Passage given
··········

In The New York Times today, look at this, "Baghdad starts to exhale as security improves," with a picture of a wedding going on in the outdoors in Baghdad.

Newsweek Magazine, a similar piece, "Baghdad comes alive." And these are reports talking about people out in the streets until all hours, stores reopening, some people who have left the area coming back to live there, and so on.

Some thoughts on all this now from Fred Barnes, executive editor of The Weekly Standard, Nina Easton, Washington bureau chief of Fortune Magazine, and the syndicated columnist Charles Krauthammer — FOX News contributors all.

So, it appears that — we talked quite a lot about how Anbar province had turned around because the Sunni insurgents changed sides, rejected Al- Qaeda, and so on. The situation in Baghdad has been improving, but it appears, now, to have reached a real turning point, it would seem.

CHARLES KRAUTHAMMER, SYNDICATED COLUMNIST: What's happened was, as Scales explained, we have essentially expelled Al Qaeda out of Baghdad, which was the key event in securing the city, because it was Al Qaeda and the insurgents who began the cycle of the descent into the civil strife with the attacks on the Shiites, who then sought protection with their extremist militias.

When you hear Democrats talk about this, and you had David Obey and John Murtha of the Democratic leaders today explaining why they are proposing a bill that would essentially stop the surge and end our success, they called what is happening a lull, or a so called "lull," as if Al Qaeda had gone on holiday.

Al Qaeda is on the run. It is in disarray. And the Sunni tribes have changed sides in a civil war of insurgency, and are now on our side, a radical change in the politics of the region.

This is the most important change in the fortune of war since the Inchon landing, and even comparable to what happened in the late months of the Civil War. We had gone from a losing war to a winnable one. And not because of an accident, and not because of a lull, but because of American strategy and steadfastness.

NINA EASTON, FORTUNE MAGAZINE: But as generals on the ground will tell you, this is a small window in which you need to make political progress.

And I thought what was quite interesting about reading these pieces, documenting how Baghdad is coming back alive, is the extent to which it's still an empty city. There's four million refugees that fled the country.

··········

Materials provided
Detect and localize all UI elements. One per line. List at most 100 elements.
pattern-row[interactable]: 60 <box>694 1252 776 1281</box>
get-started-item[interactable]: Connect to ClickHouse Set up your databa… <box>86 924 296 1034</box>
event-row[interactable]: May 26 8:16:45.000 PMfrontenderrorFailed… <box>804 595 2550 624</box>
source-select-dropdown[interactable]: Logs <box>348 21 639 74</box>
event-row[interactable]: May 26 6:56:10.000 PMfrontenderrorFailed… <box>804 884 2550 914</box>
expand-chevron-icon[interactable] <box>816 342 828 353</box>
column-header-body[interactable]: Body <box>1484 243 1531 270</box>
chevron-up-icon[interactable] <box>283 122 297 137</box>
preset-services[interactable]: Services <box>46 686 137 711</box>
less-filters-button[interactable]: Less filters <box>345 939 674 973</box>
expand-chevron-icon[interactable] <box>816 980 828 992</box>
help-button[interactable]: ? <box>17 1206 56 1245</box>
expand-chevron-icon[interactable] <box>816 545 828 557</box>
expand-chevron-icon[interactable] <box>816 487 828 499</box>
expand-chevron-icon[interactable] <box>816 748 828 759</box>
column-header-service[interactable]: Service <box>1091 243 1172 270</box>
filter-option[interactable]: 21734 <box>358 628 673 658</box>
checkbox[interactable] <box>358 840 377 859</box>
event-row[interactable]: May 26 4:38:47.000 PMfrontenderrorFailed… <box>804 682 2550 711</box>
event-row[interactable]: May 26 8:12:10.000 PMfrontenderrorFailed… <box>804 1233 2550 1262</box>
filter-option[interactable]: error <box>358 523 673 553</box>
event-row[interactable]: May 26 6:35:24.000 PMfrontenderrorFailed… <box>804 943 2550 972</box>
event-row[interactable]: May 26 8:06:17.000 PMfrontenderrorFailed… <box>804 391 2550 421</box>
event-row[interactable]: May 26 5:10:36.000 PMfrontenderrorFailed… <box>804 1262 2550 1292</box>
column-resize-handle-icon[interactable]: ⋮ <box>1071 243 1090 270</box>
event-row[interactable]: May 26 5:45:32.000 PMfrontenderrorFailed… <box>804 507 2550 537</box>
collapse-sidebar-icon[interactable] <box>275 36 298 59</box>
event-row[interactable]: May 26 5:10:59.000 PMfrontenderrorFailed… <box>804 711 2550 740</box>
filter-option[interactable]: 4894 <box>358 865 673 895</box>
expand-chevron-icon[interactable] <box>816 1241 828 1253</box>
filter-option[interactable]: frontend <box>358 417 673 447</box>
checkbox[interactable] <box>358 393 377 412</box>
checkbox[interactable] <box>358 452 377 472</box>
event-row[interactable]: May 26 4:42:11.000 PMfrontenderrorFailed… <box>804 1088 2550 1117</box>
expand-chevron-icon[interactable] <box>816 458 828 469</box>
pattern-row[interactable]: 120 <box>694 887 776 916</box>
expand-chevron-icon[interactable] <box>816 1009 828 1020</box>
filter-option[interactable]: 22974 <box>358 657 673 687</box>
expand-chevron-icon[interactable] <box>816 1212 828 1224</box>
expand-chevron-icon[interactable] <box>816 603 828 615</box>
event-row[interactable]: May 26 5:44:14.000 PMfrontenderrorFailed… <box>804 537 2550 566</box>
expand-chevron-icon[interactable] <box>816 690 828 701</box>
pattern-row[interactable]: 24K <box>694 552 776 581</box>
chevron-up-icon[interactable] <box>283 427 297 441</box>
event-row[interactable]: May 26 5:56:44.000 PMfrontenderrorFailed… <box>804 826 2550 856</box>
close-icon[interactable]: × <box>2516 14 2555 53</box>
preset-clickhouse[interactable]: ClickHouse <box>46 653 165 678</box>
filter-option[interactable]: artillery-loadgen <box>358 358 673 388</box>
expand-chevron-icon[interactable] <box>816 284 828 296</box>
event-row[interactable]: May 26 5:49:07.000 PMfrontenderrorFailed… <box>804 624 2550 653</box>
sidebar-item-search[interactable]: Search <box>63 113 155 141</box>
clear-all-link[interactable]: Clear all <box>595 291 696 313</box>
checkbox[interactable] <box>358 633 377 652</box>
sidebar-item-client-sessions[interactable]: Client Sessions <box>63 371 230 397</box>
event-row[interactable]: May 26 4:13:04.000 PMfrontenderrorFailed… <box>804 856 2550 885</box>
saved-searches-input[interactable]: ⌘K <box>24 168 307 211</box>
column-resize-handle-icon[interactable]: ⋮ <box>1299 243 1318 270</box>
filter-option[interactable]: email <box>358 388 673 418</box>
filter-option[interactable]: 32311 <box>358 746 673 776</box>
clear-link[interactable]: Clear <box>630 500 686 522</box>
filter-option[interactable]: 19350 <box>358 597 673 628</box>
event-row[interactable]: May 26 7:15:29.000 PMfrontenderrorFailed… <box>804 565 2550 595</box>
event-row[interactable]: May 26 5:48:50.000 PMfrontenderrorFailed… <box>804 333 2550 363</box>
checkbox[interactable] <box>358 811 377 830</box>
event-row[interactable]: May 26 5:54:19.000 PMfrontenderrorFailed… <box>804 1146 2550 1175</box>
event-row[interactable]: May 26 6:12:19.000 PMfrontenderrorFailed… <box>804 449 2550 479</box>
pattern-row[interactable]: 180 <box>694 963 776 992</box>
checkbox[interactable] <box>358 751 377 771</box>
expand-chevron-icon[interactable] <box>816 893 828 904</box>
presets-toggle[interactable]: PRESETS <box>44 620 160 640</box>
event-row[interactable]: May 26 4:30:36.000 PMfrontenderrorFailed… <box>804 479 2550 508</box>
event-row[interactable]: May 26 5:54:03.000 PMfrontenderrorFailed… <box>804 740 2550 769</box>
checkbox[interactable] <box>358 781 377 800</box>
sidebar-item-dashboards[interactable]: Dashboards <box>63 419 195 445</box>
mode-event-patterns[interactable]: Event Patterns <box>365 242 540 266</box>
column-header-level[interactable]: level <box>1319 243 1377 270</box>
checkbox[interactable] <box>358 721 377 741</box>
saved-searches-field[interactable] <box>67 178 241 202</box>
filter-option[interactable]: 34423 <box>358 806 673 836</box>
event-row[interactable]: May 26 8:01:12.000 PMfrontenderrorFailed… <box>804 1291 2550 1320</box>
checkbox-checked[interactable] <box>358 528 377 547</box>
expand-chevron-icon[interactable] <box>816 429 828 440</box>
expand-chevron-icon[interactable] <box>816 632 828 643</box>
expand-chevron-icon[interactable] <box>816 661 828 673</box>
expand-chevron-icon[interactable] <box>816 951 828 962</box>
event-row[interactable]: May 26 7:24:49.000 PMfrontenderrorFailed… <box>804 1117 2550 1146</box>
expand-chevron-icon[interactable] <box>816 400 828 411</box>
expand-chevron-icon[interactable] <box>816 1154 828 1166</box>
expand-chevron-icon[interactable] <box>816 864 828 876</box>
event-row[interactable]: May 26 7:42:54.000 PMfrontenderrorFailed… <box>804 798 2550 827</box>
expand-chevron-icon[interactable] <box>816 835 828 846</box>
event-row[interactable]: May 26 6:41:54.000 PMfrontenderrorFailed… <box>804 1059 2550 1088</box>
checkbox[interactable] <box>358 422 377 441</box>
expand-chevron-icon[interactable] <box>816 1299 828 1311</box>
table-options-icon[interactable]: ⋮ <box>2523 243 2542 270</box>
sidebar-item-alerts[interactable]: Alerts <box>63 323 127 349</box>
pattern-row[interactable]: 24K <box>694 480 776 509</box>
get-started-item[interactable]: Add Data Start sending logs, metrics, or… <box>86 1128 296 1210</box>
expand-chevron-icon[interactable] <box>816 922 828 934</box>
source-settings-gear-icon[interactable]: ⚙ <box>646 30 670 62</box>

··········

Challenges
[1] Copy the rows word for word, from the first row up to and including the line containing "checkbox[interactable] <box>358 840".
[2] Write a continuation of the discussion of improving security in Baghdad, picking up after its final sentence.

Answers to the exercise
[1]
Detect and localize all UI elements. One per line. List at most 100 elements.
pattern-row[interactable]: 60 <box>694 1252 776 1281</box>
get-started-item[interactable]: Connect to ClickHouse Set up your databa… <box>86 924 296 1034</box>
event-row[interactable]: May 26 8:16:45.000 PMfrontenderrorFailed… <box>804 595 2550 624</box>
source-select-dropdown[interactable]: Logs <box>348 21 639 74</box>
event-row[interactable]: May 26 6:56:10.000 PMfrontenderrorFailed… <box>804 884 2550 914</box>
expand-chevron-icon[interactable] <box>816 342 828 353</box>
column-header-body[interactable]: Body <box>1484 243 1531 270</box>
chevron-up-icon[interactable] <box>283 122 297 137</box>
preset-services[interactable]: Services <box>46 686 137 711</box>
less-filters-button[interactable]: Less filters <box>345 939 674 973</box>
expand-chevron-icon[interactable] <box>816 980 828 992</box>
help-button[interactable]: ? <box>17 1206 56 1245</box>
expand-chevron-icon[interactable] <box>816 545 828 557</box>
expand-chevron-icon[interactable] <box>816 487 828 499</box>
expand-chevron-icon[interactable] <box>816 748 828 759</box>
column-header-service[interactable]: Service <box>1091 243 1172 270</box>
filter-option[interactable]: 21734 <box>358 628 673 658</box>
checkbox[interactable] <box>358 840 377 859</box>

[2]
And I happened to experience this in Jordan a few months ago — these refugees are the people of means, the people who are educated, the people you need back in this country to build a civil society that will press this government to move forward with reform.

HUME: It would be quite a miracle had they all returned by now.

EASTON: Of course, but what I'm saying this — I'm not saying that this isn't dramatically significant, but that progress needs to go forward. You do need progress on the political front.

And I think you need more people back in the country, particularly the type of people who fled, who have the means to flee, to make that move forward.

FRED BARNES, EXECUTIVE EDITOR, THE WEEKLY STANDARD: Well, they are starting to trickle back, and that's encouraging, in small numbers. I think one piece I read, maybe it was The L.A. Times, said 20 or 30,000, something like that. That is a small number for sure, but they are trickling back.

And when I read what Murtha and Obey had said about this lull — this is like the lull after Sherman took Atlanta, or the lull after D-day. It is a lull after the big corner has been turned.

And I don't think this is a small window at all. This is a huge window that has been opened. And what's happening, though, is not a huge window opening for the government to act — though it should, the central government, which seems pretty feckless and dysfunctional — but it has opened this window to the reconciliation that's happening all over Iraq at the grassroots and provincial level already.

The whole story in the L.A. Times was about Baghdad, where Sunnis and Shiites are coming together in these concerned citizens groups to drive out the terrorists. And the same thing is happening in other places in Iraq. Reconciliation is occurring.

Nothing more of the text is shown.